Exercise objective: Will you output all of the data below exactly, omitting the images?

Dataset excerpt:
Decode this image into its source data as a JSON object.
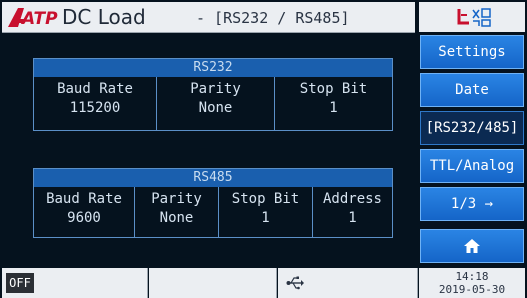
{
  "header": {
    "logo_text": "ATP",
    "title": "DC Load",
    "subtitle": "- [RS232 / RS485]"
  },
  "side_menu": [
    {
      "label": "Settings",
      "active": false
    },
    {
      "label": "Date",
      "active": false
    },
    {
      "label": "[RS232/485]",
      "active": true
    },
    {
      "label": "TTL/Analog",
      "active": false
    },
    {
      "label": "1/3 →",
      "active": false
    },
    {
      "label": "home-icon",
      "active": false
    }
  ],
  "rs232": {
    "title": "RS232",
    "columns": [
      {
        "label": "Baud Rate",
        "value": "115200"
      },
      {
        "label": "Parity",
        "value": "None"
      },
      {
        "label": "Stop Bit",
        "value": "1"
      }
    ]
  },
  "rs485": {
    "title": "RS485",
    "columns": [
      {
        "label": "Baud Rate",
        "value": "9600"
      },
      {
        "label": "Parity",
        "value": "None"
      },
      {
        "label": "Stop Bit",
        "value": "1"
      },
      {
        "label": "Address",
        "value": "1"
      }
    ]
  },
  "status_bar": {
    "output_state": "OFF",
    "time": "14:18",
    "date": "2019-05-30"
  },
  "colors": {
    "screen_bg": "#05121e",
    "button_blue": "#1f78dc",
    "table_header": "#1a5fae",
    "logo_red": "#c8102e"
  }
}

Reply:
Decode this image into its source data as a JSON object.
{
  "header": {
    "logo_text": "ATP",
    "title": "DC Load",
    "subtitle": "- [RS232 / RS485]"
  },
  "side_menu": [
    {
      "label": "Settings",
      "active": false
    },
    {
      "label": "Date",
      "active": false
    },
    {
      "label": "[RS232/485]",
      "active": true
    },
    {
      "label": "TTL/Analog",
      "active": false
    },
    {
      "label": "1/3 →",
      "active": false
    },
    {
      "label": "home-icon",
      "active": false
    }
  ],
  "rs232": {
    "title": "RS232",
    "columns": [
      {
        "label": "Baud Rate",
        "value": "115200"
      },
      {
        "label": "Parity",
        "value": "None"
      },
      {
        "label": "Stop Bit",
        "value": "1"
      }
    ]
  },
  "rs485": {
    "title": "RS485",
    "columns": [
      {
        "label": "Baud Rate",
        "value": "9600"
      },
      {
        "label": "Parity",
        "value": "None"
      },
      {
        "label": "Stop Bit",
        "value": "1"
      },
      {
        "label": "Address",
        "value": "1"
      }
    ]
  },
  "status_bar": {
    "output_state": "OFF",
    "time": "14:18",
    "date": "2019-05-30"
  },
  "colors": {
    "screen_bg": "#05121e",
    "button_blue": "#1f78dc",
    "table_header": "#1a5fae",
    "logo_red": "#c8102e"
  }
}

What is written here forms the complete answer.